DO THIS
Search the material for "美国国债收益率曲线" and show all lines that contain it.

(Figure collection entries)
-- start --

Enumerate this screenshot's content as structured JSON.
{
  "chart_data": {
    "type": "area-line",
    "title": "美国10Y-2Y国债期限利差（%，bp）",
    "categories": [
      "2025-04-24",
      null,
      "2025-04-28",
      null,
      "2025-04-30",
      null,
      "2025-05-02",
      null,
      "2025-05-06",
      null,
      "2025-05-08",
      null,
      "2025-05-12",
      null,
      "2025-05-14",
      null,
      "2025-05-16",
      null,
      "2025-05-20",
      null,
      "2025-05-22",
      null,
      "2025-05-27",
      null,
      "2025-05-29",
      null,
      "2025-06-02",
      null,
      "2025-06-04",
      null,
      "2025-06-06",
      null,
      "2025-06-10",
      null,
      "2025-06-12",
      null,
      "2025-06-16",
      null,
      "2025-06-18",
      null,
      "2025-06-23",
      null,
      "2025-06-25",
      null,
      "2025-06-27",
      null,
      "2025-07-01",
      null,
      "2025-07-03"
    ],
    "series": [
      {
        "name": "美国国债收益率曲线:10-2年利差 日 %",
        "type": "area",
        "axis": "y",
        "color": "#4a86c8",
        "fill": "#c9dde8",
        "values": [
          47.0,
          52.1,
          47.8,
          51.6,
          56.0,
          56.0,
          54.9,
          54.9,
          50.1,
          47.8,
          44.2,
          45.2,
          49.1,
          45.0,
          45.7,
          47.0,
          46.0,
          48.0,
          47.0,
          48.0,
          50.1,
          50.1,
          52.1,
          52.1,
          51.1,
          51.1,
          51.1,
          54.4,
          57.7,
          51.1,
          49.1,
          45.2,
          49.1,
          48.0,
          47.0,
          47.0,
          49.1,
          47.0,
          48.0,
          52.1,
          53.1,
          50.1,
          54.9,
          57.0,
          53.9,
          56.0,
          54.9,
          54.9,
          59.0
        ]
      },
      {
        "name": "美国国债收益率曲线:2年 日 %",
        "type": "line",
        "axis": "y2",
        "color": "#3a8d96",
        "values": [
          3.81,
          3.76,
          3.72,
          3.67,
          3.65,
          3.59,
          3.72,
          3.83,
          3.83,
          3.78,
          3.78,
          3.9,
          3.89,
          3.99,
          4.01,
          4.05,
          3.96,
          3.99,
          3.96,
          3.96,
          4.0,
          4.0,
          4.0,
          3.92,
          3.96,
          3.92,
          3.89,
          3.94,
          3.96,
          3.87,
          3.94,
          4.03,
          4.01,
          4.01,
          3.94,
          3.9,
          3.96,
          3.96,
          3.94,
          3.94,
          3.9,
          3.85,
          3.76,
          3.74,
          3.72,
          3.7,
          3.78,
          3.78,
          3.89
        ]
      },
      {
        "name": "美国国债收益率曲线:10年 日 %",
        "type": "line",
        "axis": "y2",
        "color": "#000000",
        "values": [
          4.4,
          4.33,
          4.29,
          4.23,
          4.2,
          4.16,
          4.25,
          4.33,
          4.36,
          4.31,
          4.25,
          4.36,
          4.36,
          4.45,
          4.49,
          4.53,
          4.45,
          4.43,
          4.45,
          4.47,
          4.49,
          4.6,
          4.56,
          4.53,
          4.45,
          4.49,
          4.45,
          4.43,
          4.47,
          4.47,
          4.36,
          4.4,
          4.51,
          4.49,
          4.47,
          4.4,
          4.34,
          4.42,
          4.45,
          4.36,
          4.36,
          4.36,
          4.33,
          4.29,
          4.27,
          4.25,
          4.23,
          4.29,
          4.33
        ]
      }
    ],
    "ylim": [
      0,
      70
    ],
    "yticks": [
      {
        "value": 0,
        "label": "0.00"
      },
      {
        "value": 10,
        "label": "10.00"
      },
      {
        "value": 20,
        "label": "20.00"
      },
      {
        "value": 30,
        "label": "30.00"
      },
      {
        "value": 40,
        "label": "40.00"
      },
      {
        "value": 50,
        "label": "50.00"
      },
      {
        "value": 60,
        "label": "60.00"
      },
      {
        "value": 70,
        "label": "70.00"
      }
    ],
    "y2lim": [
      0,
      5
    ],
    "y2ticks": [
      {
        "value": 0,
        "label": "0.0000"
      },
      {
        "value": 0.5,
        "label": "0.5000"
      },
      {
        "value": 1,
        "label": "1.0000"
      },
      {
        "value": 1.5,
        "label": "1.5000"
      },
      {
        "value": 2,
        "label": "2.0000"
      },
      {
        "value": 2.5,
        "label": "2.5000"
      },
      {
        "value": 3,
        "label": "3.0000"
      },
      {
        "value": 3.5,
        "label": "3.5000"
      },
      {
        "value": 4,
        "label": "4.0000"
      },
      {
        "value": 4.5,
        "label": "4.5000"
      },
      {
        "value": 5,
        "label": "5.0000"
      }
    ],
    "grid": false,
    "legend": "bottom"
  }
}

-- end --

RESULT BELOW
        "name": "美国国债收益率曲线:10-2年利差 日 %",
        "name": "美国国债收益率曲线:2年 日 %",
        "name": "美国国债收益率曲线:10年 日 %",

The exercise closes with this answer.